Task prompt: Check each line of the material below for "data", then copy the ones that contain it.

--- --- ---

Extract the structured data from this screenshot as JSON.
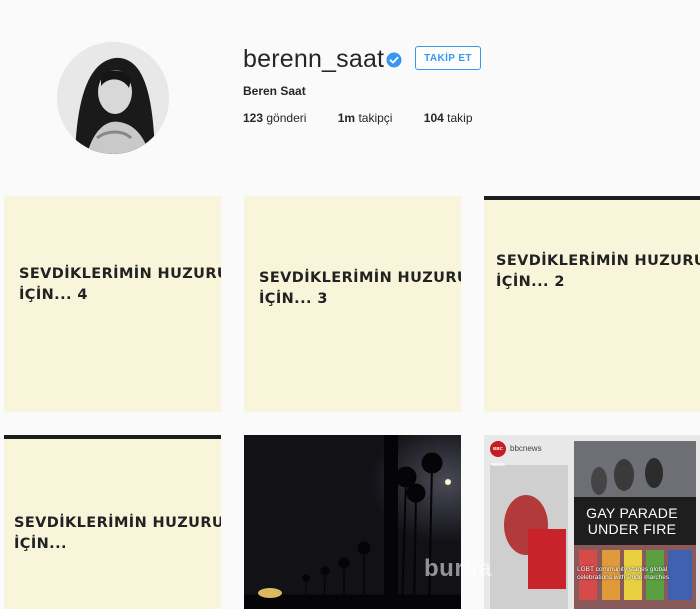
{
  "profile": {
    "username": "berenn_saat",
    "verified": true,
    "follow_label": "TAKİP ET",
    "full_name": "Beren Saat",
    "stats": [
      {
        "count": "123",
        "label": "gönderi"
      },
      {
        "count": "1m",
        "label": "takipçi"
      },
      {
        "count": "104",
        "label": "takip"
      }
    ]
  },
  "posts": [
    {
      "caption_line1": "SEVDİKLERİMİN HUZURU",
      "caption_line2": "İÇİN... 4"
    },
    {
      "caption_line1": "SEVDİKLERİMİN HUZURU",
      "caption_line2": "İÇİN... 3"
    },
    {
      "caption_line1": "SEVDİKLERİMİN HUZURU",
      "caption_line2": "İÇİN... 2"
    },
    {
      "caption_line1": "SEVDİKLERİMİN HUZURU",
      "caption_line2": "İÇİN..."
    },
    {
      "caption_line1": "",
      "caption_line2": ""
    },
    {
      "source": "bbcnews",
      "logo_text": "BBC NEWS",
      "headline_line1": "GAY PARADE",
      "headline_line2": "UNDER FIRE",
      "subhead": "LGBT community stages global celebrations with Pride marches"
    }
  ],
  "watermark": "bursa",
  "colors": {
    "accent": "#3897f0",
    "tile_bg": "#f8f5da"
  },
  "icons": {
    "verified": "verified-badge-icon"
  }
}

--- --- ---

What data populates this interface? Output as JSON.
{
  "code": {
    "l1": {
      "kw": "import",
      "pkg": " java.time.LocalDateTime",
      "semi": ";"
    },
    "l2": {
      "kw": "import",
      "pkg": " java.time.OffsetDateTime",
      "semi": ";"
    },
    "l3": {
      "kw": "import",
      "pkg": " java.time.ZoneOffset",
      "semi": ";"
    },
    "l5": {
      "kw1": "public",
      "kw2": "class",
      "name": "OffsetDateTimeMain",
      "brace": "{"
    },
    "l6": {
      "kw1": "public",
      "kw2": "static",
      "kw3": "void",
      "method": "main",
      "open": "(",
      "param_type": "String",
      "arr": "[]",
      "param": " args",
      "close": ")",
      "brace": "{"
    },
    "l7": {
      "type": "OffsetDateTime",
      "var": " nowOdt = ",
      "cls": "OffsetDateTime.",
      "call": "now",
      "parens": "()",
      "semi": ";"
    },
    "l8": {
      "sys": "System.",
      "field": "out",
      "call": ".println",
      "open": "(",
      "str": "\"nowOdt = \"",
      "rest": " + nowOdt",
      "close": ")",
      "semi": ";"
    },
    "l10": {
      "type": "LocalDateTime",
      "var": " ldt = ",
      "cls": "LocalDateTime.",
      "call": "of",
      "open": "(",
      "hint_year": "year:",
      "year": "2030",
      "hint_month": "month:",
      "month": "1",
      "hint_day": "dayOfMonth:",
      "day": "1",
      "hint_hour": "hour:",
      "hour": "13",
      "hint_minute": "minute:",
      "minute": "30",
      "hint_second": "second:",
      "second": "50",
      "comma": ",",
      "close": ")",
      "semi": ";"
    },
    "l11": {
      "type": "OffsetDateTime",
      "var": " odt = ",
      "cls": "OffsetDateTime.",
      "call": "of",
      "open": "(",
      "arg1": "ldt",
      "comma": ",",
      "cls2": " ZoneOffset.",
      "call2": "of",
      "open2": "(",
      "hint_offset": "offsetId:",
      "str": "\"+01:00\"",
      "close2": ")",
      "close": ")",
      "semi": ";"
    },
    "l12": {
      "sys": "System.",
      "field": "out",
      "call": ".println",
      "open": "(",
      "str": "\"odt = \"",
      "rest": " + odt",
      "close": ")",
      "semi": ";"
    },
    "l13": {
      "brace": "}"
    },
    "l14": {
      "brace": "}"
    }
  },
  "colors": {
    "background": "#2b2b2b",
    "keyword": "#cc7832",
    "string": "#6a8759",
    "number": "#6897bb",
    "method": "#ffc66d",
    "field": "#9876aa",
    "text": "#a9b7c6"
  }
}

--- --- ---

The reply:
Extract the structured data from this screenshot as JSON.
What data populates this interface? Output as JSON.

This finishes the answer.